- Records for processing:

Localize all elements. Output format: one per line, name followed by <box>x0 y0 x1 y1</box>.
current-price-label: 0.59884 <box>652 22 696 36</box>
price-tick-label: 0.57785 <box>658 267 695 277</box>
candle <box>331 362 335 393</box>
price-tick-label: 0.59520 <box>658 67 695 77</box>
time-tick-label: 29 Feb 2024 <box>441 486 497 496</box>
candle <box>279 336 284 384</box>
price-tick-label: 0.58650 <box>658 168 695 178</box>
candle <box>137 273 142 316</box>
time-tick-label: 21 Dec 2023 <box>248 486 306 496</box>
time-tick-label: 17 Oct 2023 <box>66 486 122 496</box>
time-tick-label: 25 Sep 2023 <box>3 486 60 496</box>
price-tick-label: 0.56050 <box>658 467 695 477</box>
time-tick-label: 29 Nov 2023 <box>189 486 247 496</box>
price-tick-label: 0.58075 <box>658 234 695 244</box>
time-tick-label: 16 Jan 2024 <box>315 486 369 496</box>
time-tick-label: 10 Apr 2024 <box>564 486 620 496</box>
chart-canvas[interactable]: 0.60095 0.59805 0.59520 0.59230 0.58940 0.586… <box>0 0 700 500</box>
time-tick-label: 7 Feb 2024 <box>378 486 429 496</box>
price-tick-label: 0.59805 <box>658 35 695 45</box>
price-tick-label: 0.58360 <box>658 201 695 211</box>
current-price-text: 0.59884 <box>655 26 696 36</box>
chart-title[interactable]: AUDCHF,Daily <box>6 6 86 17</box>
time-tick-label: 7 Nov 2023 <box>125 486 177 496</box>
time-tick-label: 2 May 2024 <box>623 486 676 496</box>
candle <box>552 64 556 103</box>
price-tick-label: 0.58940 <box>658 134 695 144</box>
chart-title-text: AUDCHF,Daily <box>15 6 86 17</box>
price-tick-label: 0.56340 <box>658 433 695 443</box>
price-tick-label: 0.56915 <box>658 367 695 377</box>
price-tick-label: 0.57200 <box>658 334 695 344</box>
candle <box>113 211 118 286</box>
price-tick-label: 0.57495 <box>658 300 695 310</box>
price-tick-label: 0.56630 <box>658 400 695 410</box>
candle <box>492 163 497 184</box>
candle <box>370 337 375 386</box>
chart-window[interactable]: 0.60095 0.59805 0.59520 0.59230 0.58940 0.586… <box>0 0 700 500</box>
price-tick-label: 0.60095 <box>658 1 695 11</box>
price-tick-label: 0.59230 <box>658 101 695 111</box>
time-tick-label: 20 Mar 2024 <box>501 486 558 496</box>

- Your instructions: Copy the material verbatim from its first line down to and including the line that contains "price-tick-label: 0.59520 <box>658".

- Task output:
Localize all elements. Output format: one per line, name followed by <box>x0 y0 x1 y1</box>.
current-price-label: 0.59884 <box>652 22 696 36</box>
price-tick-label: 0.57785 <box>658 267 695 277</box>
candle <box>331 362 335 393</box>
price-tick-label: 0.59520 <box>658 67 695 77</box>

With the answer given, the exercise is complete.